▶ _Directions_
Will you transcribe the entries that follow, exactly and in full?

▶ _Input data_
● ● ● ● ●

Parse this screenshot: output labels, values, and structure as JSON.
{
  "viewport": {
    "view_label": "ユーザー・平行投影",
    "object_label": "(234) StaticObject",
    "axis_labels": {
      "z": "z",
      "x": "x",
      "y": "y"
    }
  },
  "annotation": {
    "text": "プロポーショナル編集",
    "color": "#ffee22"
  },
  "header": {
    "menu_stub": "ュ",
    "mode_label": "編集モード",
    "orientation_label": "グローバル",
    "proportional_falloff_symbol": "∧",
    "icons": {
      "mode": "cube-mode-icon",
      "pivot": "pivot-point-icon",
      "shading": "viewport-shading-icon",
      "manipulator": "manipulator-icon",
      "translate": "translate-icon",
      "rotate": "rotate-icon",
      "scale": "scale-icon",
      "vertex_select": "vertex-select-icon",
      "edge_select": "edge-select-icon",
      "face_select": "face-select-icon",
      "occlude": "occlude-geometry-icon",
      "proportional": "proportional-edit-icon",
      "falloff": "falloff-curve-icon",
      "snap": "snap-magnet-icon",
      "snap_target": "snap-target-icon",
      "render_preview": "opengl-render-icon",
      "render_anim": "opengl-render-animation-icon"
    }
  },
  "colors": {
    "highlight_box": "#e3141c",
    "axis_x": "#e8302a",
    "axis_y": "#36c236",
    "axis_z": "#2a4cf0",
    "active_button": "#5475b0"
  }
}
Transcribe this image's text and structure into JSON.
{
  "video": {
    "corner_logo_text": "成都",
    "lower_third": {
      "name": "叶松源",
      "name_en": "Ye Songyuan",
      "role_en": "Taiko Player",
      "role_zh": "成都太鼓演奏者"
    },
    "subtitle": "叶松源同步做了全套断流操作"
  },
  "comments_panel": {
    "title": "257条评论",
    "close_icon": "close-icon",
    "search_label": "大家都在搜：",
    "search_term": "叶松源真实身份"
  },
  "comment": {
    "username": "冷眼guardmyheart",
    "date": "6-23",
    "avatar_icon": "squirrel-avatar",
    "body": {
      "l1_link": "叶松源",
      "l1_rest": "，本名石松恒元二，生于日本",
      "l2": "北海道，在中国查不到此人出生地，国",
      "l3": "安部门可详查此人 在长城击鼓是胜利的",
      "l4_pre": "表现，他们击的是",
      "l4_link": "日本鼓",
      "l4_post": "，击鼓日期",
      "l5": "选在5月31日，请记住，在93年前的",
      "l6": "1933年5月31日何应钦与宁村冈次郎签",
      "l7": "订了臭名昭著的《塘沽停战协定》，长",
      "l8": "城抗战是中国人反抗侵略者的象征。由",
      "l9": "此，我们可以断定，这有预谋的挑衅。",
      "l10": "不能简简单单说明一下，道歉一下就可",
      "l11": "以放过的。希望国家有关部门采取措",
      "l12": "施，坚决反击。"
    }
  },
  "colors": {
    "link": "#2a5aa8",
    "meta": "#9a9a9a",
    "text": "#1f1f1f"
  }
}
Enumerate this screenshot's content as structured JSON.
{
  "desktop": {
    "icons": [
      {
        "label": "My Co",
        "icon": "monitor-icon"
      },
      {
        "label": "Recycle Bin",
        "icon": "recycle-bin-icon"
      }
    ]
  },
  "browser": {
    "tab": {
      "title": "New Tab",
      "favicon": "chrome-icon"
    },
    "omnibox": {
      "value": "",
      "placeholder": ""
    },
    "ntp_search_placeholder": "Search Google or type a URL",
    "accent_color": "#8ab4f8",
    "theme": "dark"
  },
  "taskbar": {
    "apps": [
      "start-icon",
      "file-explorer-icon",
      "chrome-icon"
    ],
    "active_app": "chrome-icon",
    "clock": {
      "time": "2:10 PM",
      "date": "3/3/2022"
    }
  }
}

● ● ● ● ●

▶ _Response_
Parse this screenshot: output labels, values, and structure as JSON.
{
  "viewport": {
    "view_label": "ユーザー・平行投影",
    "object_label": "(234) StaticObject",
    "axis_labels": {
      "z": "z",
      "x": "x",
      "y": "y"
    }
  },
  "annotation": {
    "text": "プロポーショナル編集",
    "color": "#ffee22"
  },
  "header": {
    "menu_stub": "ュ",
    "mode_label": "編集モード",
    "orientation_label": "グローバル",
    "proportional_falloff_symbol": "∧",
    "icons": {
      "mode": "cube-mode-icon",
      "pivot": "pivot-point-icon",
      "shading": "viewport-shading-icon",
      "manipulator": "manipulator-icon",
      "translate": "translate-icon",
      "rotate": "rotate-icon",
      "scale": "scale-icon",
      "vertex_select": "vertex-select-icon",
      "edge_select": "edge-select-icon",
      "face_select": "face-select-icon",
      "occlude": "occlude-geometry-icon",
      "proportional": "proportional-edit-icon",
      "falloff": "falloff-curve-icon",
      "snap": "snap-magnet-icon",
      "snap_target": "snap-target-icon",
      "render_preview": "opengl-render-icon",
      "render_anim": "opengl-render-animation-icon"
    }
  },
  "colors": {
    "highlight_box": "#e3141c",
    "axis_x": "#e8302a",
    "axis_y": "#36c236",
    "axis_z": "#2a4cf0",
    "active_button": "#5475b0"
  }
}
Transcribe this image's text and structure into JSON.
{
  "video": {
    "corner_logo_text": "成都",
    "lower_third": {
      "name": "叶松源",
      "name_en": "Ye Songyuan",
      "role_en": "Taiko Player",
      "role_zh": "成都太鼓演奏者"
    },
    "subtitle": "叶松源同步做了全套断流操作"
  },
  "comments_panel": {
    "title": "257条评论",
    "close_icon": "close-icon",
    "search_label": "大家都在搜：",
    "search_term": "叶松源真实身份"
  },
  "comment": {
    "username": "冷眼guardmyheart",
    "date": "6-23",
    "avatar_icon": "squirrel-avatar",
    "body": {
      "l1_link": "叶松源",
      "l1_rest": "，本名石松恒元二，生于日本",
      "l2": "北海道，在中国查不到此人出生地，国",
      "l3": "安部门可详查此人 在长城击鼓是胜利的",
      "l4_pre": "表现，他们击的是",
      "l4_link": "日本鼓",
      "l4_post": "，击鼓日期",
      "l5": "选在5月31日，请记住，在93年前的",
      "l6": "1933年5月31日何应钦与宁村冈次郎签",
      "l7": "订了臭名昭著的《塘沽停战协定》，长",
      "l8": "城抗战是中国人反抗侵略者的象征。由",
      "l9": "此，我们可以断定，这有预谋的挑衅。",
      "l10": "不能简简单单说明一下，道歉一下就可",
      "l11": "以放过的。希望国家有关部门采取措",
      "l12": "施，坚决反击。"
    }
  },
  "colors": {
    "link": "#2a5aa8",
    "meta": "#9a9a9a",
    "text": "#1f1f1f"
  }
}
Enumerate this screenshot's content as structured JSON.
{
  "desktop": {
    "icons": [
      {
        "label": "My Co",
        "icon": "monitor-icon"
      },
      {
        "label": "Recycle Bin",
        "icon": "recycle-bin-icon"
      }
    ]
  },
  "browser": {
    "tab": {
      "title": "New Tab",
      "favicon": "chrome-icon"
    },
    "omnibox": {
      "value": "",
      "placeholder": ""
    },
    "ntp_search_placeholder": "Search Google or type a URL",
    "accent_color": "#8ab4f8",
    "theme": "dark"
  },
  "taskbar": {
    "apps": [
      "start-icon",
      "file-explorer-icon",
      "chrome-icon"
    ],
    "active_app": "chrome-icon",
    "clock": {
      "time": "2:10 PM",
      "date": "3/3/2022"
    }
  }
}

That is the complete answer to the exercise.